■ **TASK DESCRIPTION**
Look for the string "seeds" and copy every line that has it.

■ **SOURCE DATA**
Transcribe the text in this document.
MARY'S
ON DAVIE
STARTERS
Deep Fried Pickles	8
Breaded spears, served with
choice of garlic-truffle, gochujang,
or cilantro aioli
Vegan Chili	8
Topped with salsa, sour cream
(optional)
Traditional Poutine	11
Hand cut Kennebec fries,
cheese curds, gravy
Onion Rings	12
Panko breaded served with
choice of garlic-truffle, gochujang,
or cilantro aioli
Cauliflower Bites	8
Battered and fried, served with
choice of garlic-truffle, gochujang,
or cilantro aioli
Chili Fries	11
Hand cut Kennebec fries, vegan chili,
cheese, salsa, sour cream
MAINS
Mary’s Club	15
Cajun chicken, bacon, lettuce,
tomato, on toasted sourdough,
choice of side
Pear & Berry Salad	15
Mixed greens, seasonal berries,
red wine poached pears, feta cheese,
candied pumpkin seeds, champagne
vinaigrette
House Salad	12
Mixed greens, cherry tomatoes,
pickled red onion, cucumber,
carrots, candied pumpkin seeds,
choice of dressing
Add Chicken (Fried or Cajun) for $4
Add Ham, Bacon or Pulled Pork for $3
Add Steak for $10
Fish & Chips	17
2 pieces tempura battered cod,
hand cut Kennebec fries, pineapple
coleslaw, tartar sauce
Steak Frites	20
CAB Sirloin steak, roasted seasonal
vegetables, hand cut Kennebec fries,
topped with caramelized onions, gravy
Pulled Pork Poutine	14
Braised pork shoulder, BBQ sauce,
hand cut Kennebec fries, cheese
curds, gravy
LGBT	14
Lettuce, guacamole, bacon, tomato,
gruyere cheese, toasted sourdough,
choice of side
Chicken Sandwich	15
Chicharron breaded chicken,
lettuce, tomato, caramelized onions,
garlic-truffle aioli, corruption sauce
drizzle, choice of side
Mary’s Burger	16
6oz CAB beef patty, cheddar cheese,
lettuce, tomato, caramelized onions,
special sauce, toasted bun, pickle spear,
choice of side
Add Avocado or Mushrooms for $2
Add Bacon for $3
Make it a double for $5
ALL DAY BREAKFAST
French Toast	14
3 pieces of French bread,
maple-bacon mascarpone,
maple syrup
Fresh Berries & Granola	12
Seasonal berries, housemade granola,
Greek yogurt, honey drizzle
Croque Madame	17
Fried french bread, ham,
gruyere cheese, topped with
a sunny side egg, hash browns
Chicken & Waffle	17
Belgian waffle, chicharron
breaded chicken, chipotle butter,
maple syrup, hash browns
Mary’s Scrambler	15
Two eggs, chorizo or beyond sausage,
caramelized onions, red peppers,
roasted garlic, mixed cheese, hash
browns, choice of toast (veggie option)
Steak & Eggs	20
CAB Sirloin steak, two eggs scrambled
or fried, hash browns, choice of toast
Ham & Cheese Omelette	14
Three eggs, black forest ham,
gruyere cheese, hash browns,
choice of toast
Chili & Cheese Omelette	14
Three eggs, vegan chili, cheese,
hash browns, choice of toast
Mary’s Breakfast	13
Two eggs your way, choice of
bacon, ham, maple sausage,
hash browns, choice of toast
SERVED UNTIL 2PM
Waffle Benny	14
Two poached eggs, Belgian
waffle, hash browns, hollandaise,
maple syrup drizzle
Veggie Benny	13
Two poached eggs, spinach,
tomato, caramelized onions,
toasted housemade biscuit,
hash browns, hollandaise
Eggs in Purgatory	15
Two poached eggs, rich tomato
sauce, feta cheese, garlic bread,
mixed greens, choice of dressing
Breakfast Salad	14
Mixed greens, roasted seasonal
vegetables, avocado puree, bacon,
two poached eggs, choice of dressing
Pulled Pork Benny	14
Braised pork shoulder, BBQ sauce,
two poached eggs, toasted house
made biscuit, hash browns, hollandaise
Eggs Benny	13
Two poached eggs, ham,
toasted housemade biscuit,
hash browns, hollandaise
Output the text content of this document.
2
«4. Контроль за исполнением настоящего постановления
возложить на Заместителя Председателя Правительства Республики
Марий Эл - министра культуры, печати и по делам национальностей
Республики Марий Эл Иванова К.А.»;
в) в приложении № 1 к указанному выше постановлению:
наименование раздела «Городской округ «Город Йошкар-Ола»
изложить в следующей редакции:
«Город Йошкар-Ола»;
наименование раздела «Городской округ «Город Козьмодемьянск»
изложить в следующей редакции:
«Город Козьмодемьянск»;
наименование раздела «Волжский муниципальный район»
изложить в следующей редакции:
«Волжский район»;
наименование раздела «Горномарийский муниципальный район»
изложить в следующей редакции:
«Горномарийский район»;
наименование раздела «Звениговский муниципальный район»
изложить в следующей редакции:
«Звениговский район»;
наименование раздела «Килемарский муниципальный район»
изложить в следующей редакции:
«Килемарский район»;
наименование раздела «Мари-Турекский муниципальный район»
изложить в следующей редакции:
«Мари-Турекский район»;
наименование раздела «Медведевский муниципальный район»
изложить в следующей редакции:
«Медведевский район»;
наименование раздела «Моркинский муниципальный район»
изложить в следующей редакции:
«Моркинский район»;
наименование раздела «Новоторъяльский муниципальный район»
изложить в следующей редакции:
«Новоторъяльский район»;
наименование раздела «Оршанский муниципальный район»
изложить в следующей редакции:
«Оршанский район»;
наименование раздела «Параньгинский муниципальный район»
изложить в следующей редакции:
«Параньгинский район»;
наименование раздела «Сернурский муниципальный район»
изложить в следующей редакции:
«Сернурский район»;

■ **TASK RESULT**
candied pumpkin seeds, champagne
carrots, candied pumpkin seeds,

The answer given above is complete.